SOURCE RECORDS ->

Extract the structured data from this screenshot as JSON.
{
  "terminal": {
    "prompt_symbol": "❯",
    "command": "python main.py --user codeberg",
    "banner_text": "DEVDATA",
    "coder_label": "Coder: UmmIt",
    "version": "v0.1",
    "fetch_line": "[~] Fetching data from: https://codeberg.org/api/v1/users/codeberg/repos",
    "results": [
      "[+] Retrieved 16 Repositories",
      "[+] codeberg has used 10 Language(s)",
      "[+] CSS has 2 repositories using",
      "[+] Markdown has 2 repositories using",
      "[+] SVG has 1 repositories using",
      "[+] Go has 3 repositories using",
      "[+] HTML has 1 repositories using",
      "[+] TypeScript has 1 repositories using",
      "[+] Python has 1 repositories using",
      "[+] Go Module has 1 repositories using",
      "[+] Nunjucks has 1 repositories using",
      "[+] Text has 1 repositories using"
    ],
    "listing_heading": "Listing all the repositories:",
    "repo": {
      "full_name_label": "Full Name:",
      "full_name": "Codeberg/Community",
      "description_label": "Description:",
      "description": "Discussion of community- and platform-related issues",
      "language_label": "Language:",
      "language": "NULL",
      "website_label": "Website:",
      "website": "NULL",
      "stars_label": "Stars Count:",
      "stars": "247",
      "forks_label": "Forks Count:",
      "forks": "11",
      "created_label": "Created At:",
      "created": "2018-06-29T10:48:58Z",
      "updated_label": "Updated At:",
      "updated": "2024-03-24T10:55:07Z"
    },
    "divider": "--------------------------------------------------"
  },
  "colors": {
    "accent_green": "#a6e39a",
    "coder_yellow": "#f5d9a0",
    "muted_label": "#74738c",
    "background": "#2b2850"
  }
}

PROBLEM TO SOLVE -> Copy every record above exactly as it appears.

COMPLETE RESPONSE ->
Extract the structured data from this screenshot as JSON.
{
  "terminal": {
    "prompt_symbol": "❯",
    "command": "python main.py --user codeberg",
    "banner_text": "DEVDATA",
    "coder_label": "Coder: UmmIt",
    "version": "v0.1",
    "fetch_line": "[~] Fetching data from: https://codeberg.org/api/v1/users/codeberg/repos",
    "results": [
      "[+] Retrieved 16 Repositories",
      "[+] codeberg has used 10 Language(s)",
      "[+] CSS has 2 repositories using",
      "[+] Markdown has 2 repositories using",
      "[+] SVG has 1 repositories using",
      "[+] Go has 3 repositories using",
      "[+] HTML has 1 repositories using",
      "[+] TypeScript has 1 repositories using",
      "[+] Python has 1 repositories using",
      "[+] Go Module has 1 repositories using",
      "[+] Nunjucks has 1 repositories using",
      "[+] Text has 1 repositories using"
    ],
    "listing_heading": "Listing all the repositories:",
    "repo": {
      "full_name_label": "Full Name:",
      "full_name": "Codeberg/Community",
      "description_label": "Description:",
      "description": "Discussion of community- and platform-related issues",
      "language_label": "Language:",
      "language": "NULL",
      "website_label": "Website:",
      "website": "NULL",
      "stars_label": "Stars Count:",
      "stars": "247",
      "forks_label": "Forks Count:",
      "forks": "11",
      "created_label": "Created At:",
      "created": "2018-06-29T10:48:58Z",
      "updated_label": "Updated At:",
      "updated": "2024-03-24T10:55:07Z"
    },
    "divider": "--------------------------------------------------"
  },
  "colors": {
    "accent_green": "#a6e39a",
    "coder_yellow": "#f5d9a0",
    "muted_label": "#74738c",
    "background": "#2b2850"
  }
}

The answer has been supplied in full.